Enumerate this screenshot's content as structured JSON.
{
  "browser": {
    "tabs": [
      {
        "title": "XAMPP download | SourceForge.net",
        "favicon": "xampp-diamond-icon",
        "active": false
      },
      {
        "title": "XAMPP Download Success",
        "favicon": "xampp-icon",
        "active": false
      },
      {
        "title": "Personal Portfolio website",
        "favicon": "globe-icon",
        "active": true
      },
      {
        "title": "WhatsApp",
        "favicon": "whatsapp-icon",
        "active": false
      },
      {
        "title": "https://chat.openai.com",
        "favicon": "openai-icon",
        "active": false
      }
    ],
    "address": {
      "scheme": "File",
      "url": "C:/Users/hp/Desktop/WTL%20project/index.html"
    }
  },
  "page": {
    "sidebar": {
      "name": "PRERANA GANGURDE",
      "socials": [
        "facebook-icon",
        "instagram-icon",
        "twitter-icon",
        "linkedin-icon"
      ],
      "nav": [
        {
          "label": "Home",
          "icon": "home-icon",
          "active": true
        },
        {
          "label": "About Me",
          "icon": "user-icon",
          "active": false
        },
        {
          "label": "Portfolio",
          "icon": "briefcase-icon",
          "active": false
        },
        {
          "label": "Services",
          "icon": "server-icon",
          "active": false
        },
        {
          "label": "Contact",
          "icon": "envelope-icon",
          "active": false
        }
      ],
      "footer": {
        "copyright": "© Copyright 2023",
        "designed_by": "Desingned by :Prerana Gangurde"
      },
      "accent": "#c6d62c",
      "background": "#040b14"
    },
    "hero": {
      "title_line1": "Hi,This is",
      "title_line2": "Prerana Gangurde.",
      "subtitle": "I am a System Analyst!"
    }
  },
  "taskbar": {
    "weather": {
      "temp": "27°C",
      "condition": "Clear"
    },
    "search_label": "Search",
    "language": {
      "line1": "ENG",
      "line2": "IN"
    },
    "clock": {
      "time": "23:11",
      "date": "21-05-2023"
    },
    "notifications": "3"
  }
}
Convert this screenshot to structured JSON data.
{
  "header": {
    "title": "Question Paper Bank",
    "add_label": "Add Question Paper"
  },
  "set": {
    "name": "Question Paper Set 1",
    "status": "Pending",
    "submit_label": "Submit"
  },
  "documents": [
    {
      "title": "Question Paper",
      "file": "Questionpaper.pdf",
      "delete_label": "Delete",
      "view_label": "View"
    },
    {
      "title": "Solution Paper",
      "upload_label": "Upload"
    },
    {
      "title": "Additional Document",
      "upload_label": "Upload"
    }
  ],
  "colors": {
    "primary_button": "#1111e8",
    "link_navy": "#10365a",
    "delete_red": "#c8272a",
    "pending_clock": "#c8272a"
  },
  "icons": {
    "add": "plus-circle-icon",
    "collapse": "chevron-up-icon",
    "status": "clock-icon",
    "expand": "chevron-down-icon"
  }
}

YOUR GOAL: Pull out each record as written and restate it exactly.

WRITTEN REPLY:
Enumerate this screenshot's content as structured JSON.
{
  "browser": {
    "tabs": [
      {
        "title": "XAMPP download | SourceForge.net",
        "favicon": "xampp-diamond-icon",
        "active": false
      },
      {
        "title": "XAMPP Download Success",
        "favicon": "xampp-icon",
        "active": false
      },
      {
        "title": "Personal Portfolio website",
        "favicon": "globe-icon",
        "active": true
      },
      {
        "title": "WhatsApp",
        "favicon": "whatsapp-icon",
        "active": false
      },
      {
        "title": "https://chat.openai.com",
        "favicon": "openai-icon",
        "active": false
      }
    ],
    "address": {
      "scheme": "File",
      "url": "C:/Users/hp/Desktop/WTL%20project/index.html"
    }
  },
  "page": {
    "sidebar": {
      "name": "PRERANA GANGURDE",
      "socials": [
        "facebook-icon",
        "instagram-icon",
        "twitter-icon",
        "linkedin-icon"
      ],
      "nav": [
        {
          "label": "Home",
          "icon": "home-icon",
          "active": true
        },
        {
          "label": "About Me",
          "icon": "user-icon",
          "active": false
        },
        {
          "label": "Portfolio",
          "icon": "briefcase-icon",
          "active": false
        },
        {
          "label": "Services",
          "icon": "server-icon",
          "active": false
        },
        {
          "label": "Contact",
          "icon": "envelope-icon",
          "active": false
        }
      ],
      "footer": {
        "copyright": "© Copyright 2023",
        "designed_by": "Desingned by :Prerana Gangurde"
      },
      "accent": "#c6d62c",
      "background": "#040b14"
    },
    "hero": {
      "title_line1": "Hi,This is",
      "title_line2": "Prerana Gangurde.",
      "subtitle": "I am a System Analyst!"
    }
  },
  "taskbar": {
    "weather": {
      "temp": "27°C",
      "condition": "Clear"
    },
    "search_label": "Search",
    "language": {
      "line1": "ENG",
      "line2": "IN"
    },
    "clock": {
      "time": "23:11",
      "date": "21-05-2023"
    },
    "notifications": "3"
  }
}
Convert this screenshot to structured JSON data.
{
  "header": {
    "title": "Question Paper Bank",
    "add_label": "Add Question Paper"
  },
  "set": {
    "name": "Question Paper Set 1",
    "status": "Pending",
    "submit_label": "Submit"
  },
  "documents": [
    {
      "title": "Question Paper",
      "file": "Questionpaper.pdf",
      "delete_label": "Delete",
      "view_label": "View"
    },
    {
      "title": "Solution Paper",
      "upload_label": "Upload"
    },
    {
      "title": "Additional Document",
      "upload_label": "Upload"
    }
  ],
  "colors": {
    "primary_button": "#1111e8",
    "link_navy": "#10365a",
    "delete_red": "#c8272a",
    "pending_clock": "#c8272a"
  },
  "icons": {
    "add": "plus-circle-icon",
    "collapse": "chevron-up-icon",
    "status": "clock-icon",
    "expand": "chevron-down-icon"
  }
}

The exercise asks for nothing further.